▶ Data supplied
★ ★ ★ ★ ★

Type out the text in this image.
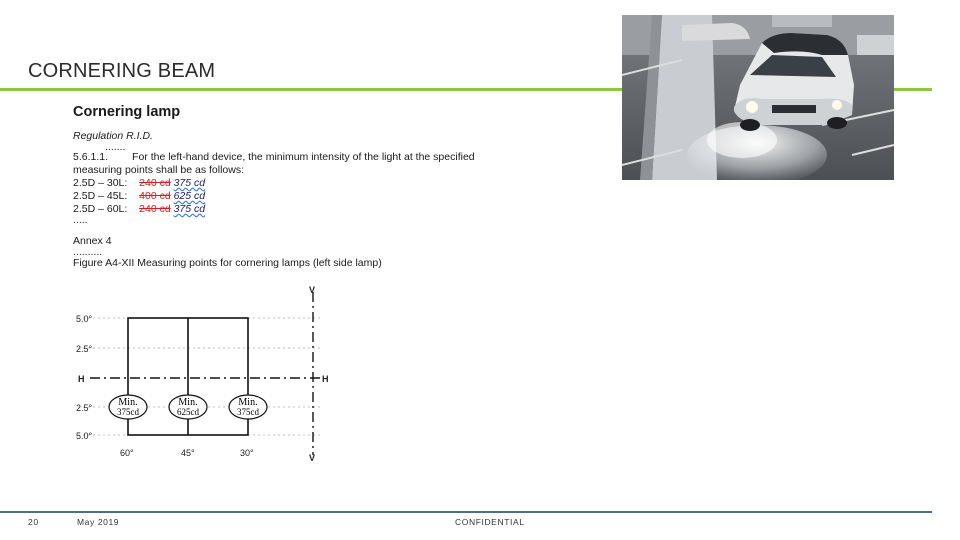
CORNERING BEAM
Cornering lamp
Regulation R.I.D.
.......
5.6.1.1. For the left-hand device, the minimum intensity of the light at the specified
measuring points shall be as follows:
2.5D – 30L: 240 cd 375 cd
2.5D – 45L: 400 cd 625 cd
2.5D – 60L: 240 cd 375 cd
.....
Annex 4
..........
Figure A4-XII Measuring points for cornering lamps (left side lamp)
5.0°
2.5°
2.5°
5.0°
H	H
V
V
60°	45°	30°
Min.
375cd
Min.
625cd
Min.
375cd
20	May 2019	CONFIDENTIAL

★ ★ ★ ★ ★

Quote the material exactly. Pictures stay out.

Type out the text in this image.
CORNERING BEAM
Cornering lamp
Regulation R.I.D.
.......
5.6.1.1. For the left-hand device, the minimum intensity of the light at the specified
measuring points shall be as follows:
2.5D – 30L: 240 cd 375 cd
2.5D – 45L: 400 cd 625 cd
2.5D – 60L: 240 cd 375 cd
.....
Annex 4
..........
Figure A4-XII Measuring points for cornering lamps (left side lamp)
5.0°
2.5°
2.5°
5.0°
H	H
V
V
60°	45°	30°
Min.
375cd
Min.
625cd
Min.
375cd
20	May 2019	CONFIDENTIAL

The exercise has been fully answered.